§ Requirement: Gather, from the listing beneath this task, every line holding the string "Message".

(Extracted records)

"""

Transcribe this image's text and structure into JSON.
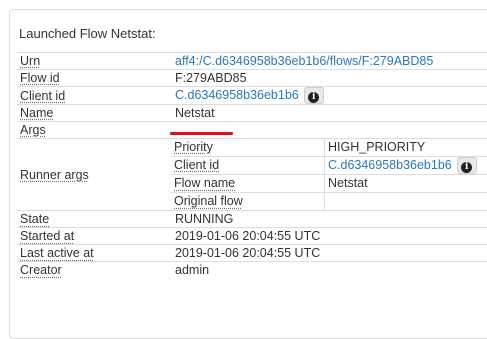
{
  "panel": {
    "title": "Launched Flow Netstat:"
  },
  "rows": {
    "urn": {
      "key": "Urn",
      "value": "aff4:/C.d6346958b36eb1b6/flows/F:279ABD85"
    },
    "flow_id": {
      "key": "Flow id",
      "value": "F:279ABD85"
    },
    "client_id": {
      "key": "Client id",
      "value": "C.d6346958b36eb1b6",
      "info_icon": "info-icon"
    },
    "name": {
      "key": "Name",
      "value": "Netstat"
    },
    "args": {
      "key": "Args",
      "value": ""
    },
    "runner_args": {
      "key": "Runner args",
      "items": [
        {
          "key": "Priority",
          "value": "HIGH_PRIORITY"
        },
        {
          "key": "Client id",
          "value": "C.d6346958b36eb1b6"
        },
        {
          "key": "Flow name",
          "value": "Netstat"
        },
        {
          "key": "Original flow",
          "value": ""
        }
      ]
    },
    "state": {
      "key": "State",
      "value": "RUNNING"
    },
    "started_at": {
      "key": "Started at",
      "value": "2019-01-06 20:04:55 UTC"
    },
    "last_active_at": {
      "key": "Last active at",
      "value": "2019-01-06 20:04:55 UTC"
    },
    "creator": {
      "key": "Creator",
      "value": "admin"
    }
  },
  "colors": {
    "link": "#2a78b9",
    "highlight": "#e0101a",
    "border": "#dddddd"
  }
}
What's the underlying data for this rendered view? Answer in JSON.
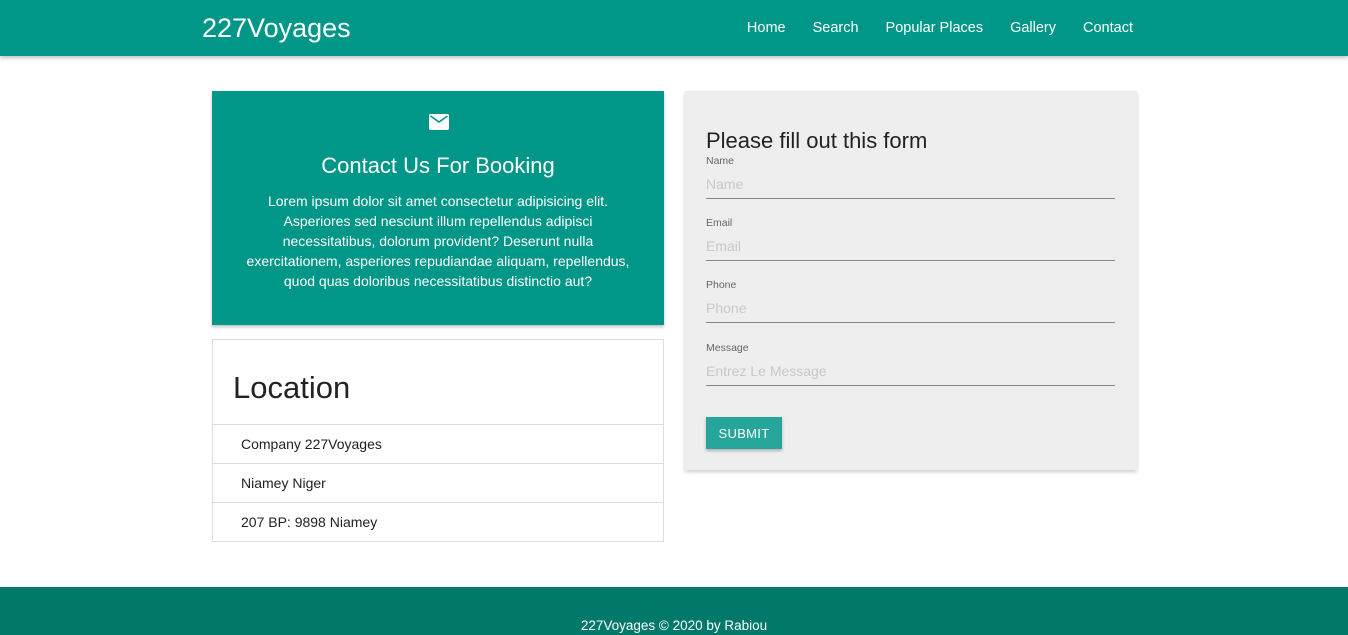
{
  "nav": {
    "brand": "227Voyages",
    "links": [
      "Home",
      "Search",
      "Popular Places",
      "Gallery",
      "Contact"
    ],
    "color": "#009688"
  },
  "booking": {
    "icon": "mail-icon",
    "title": "Contact Us For Booking",
    "text": "Lorem ipsum dolor sit amet consectetur adipisicing elit. Asperiores sed nesciunt illum repellendus adipisci necessitatibus, dolorum provident? Deserunt nulla exercitationem, asperiores repudiandae aliquam, repellendus, quod quas doloribus necessitatibus distinctio aut?"
  },
  "location": {
    "title": "Location",
    "items": [
      "Company 227Voyages",
      "Niamey Niger",
      "207 BP: 9898 Niamey"
    ]
  },
  "form": {
    "title": "Please fill out this form",
    "fields": [
      {
        "label": "Name",
        "placeholder": "Name",
        "value": ""
      },
      {
        "label": "Email",
        "placeholder": "Email",
        "value": ""
      },
      {
        "label": "Phone",
        "placeholder": "Phone",
        "value": ""
      },
      {
        "label": "Message",
        "placeholder": "Entrez Le Message",
        "value": ""
      }
    ],
    "submit_label": "SUBMIT",
    "button_color": "#26a69a"
  },
  "footer": {
    "text": "227Voyages © 2020 by Rabiou",
    "color": "#00796b"
  }
}
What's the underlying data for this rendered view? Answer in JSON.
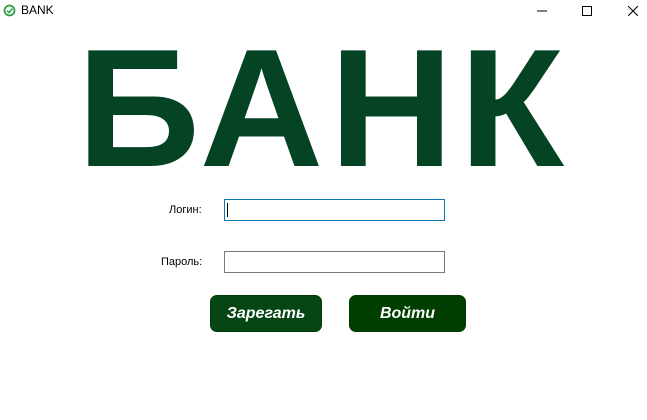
{
  "window": {
    "title": "BANK",
    "app_icon": "refresh-check-icon",
    "controls": {
      "minimize_icon": "minimize-icon",
      "maximize_icon": "maximize-icon",
      "close_icon": "close-icon"
    }
  },
  "main": {
    "heading": "БАНК",
    "heading_color": "#044425",
    "login_label": "Логин:",
    "login_value": "",
    "password_label": "Пароль:",
    "password_value": "",
    "register_button": "Зарегать",
    "login_button": "Войти",
    "button_color": "#064614"
  }
}
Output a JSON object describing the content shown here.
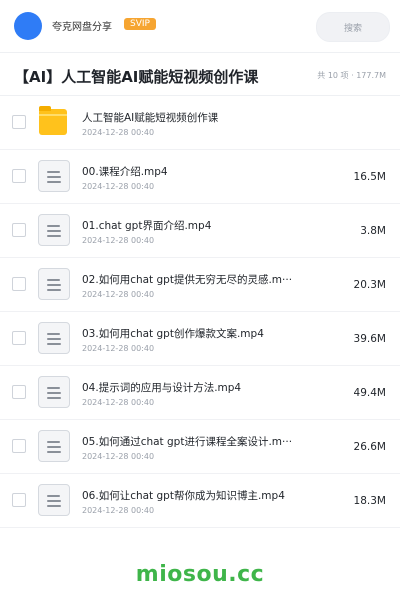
{
  "header": {
    "site_name": "夸克网盘分享",
    "badge": "SVIP",
    "search_placeholder": "搜索"
  },
  "title": {
    "text": "【AI】人工智能AI赋能短视频创作课",
    "summary": "共 10 项 · 177.7M"
  },
  "files": [
    {
      "name": "人工智能AI赋能短视频创作课",
      "date": "2024-12-28 00:40",
      "size": "",
      "type": "folder"
    },
    {
      "name": "00.课程介绍.mp4",
      "date": "2024-12-28 00:40",
      "size": "16.5M",
      "type": "file"
    },
    {
      "name": "01.chat gpt界面介绍.mp4",
      "date": "2024-12-28 00:40",
      "size": "3.8M",
      "type": "file"
    },
    {
      "name": "02.如何用chat gpt提供无穷无尽的灵感.m···",
      "date": "2024-12-28 00:40",
      "size": "20.3M",
      "type": "file"
    },
    {
      "name": "03.如何用chat gpt创作爆款文案.mp4",
      "date": "2024-12-28 00:40",
      "size": "39.6M",
      "type": "file"
    },
    {
      "name": "04.提示词的应用与设计方法.mp4",
      "date": "2024-12-28 00:40",
      "size": "49.4M",
      "type": "file"
    },
    {
      "name": "05.如何通过chat gpt进行课程全案设计.m···",
      "date": "2024-12-28 00:40",
      "size": "26.6M",
      "type": "file"
    },
    {
      "name": "06.如何让chat gpt帮你成为知识博主.mp4",
      "date": "2024-12-28 00:40",
      "size": "18.3M",
      "type": "file"
    }
  ],
  "watermark": "miosou.cc",
  "colors": {
    "avatar": "#2f7cf6",
    "badge": "#f6a531",
    "folder": "#ffc21c",
    "watermark": "#3fb54a"
  }
}
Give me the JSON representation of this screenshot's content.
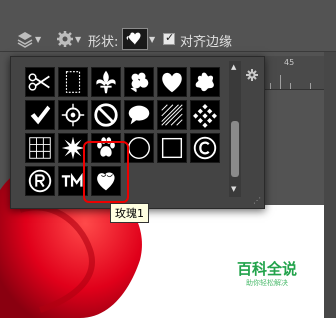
{
  "options_bar": {
    "shape_label": "形状:",
    "align_edges_label": "对齐边缘",
    "align_edges_checked": true
  },
  "ruler": {
    "number": "45"
  },
  "shape_picker": {
    "shapes": [
      "scissors-shape",
      "blank-card-shape",
      "fleur-de-lis-shape",
      "flower-bunch-shape",
      "heart-shape",
      "splat-shape",
      "checkmark-shape",
      "crosshair-shape",
      "no-symbol-shape",
      "speech-bubble-shape",
      "diagonal-lines-shape",
      "checkerboard-shape",
      "grid-shape",
      "burst-shape",
      "paw-print-shape",
      "circle-frame-shape",
      "square-frame-shape",
      "copyright-shape",
      "registered-shape",
      "trademark-shape",
      "rose-heart-shape"
    ],
    "selected": "rose-heart-shape"
  },
  "tooltip": {
    "text": "玫瑰1"
  },
  "watermark": {
    "main": "百科全说",
    "sub": "助你轻松解决"
  },
  "colors": {
    "accent_red": "#e00000",
    "watermark_green": "#22a34b",
    "tooltip_bg": "#ffffe1"
  }
}
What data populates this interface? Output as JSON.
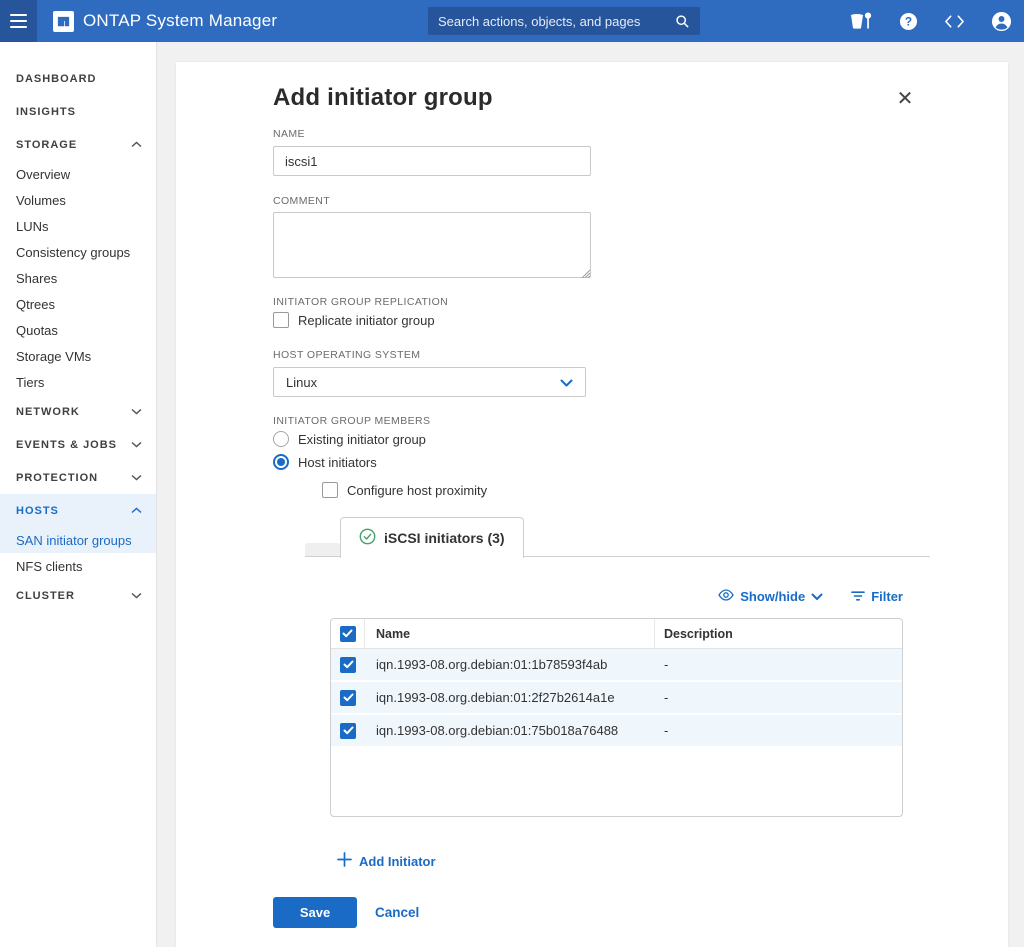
{
  "header": {
    "app_title": "ONTAP System Manager",
    "search_placeholder": "Search actions, objects, and pages"
  },
  "sidebar": {
    "dashboard": "DASHBOARD",
    "insights": "INSIGHTS",
    "storage": "STORAGE",
    "storage_children": [
      "Overview",
      "Volumes",
      "LUNs",
      "Consistency groups",
      "Shares",
      "Qtrees",
      "Quotas",
      "Storage VMs",
      "Tiers"
    ],
    "network": "NETWORK",
    "events": "EVENTS & JOBS",
    "protection": "PROTECTION",
    "hosts": "HOSTS",
    "hosts_children": [
      "SAN initiator groups",
      "NFS clients"
    ],
    "cluster": "CLUSTER"
  },
  "dialog": {
    "title": "Add initiator group",
    "name_label": "NAME",
    "name_value": "iscsi1",
    "comment_label": "COMMENT",
    "comment_value": "",
    "replication_label": "INITIATOR GROUP REPLICATION",
    "replicate_checkbox_label": "Replicate initiator group",
    "host_os_label": "HOST OPERATING SYSTEM",
    "host_os_value": "Linux",
    "members_label": "INITIATOR GROUP MEMBERS",
    "members_options": [
      "Existing initiator group",
      "Host initiators"
    ],
    "proximity_checkbox_label": "Configure host proximity",
    "tab_label": "iSCSI initiators (3)",
    "showhide_label": "Show/hide",
    "filter_label": "Filter",
    "table": {
      "columns": [
        "Name",
        "Description"
      ],
      "rows": [
        {
          "name": "iqn.1993-08.org.debian:01:1b78593f4ab",
          "description": "-"
        },
        {
          "name": "iqn.1993-08.org.debian:01:2f27b2614a1e",
          "description": "-"
        },
        {
          "name": "iqn.1993-08.org.debian:01:75b018a76488",
          "description": "-"
        }
      ]
    },
    "add_initiator_label": "Add Initiator",
    "save_label": "Save",
    "cancel_label": "Cancel"
  },
  "colors": {
    "header_bg": "#2f6bbf",
    "header_dark": "#27559c",
    "accent": "#1a6bc6",
    "selected_row_bg": "#eff6fc",
    "sidebar_active_bg": "#e9f2fb",
    "tab_check_green": "#44a06b"
  }
}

"""

§ Finished task:
        "label": "Message",
        "placeholder": "Entrez Le Message",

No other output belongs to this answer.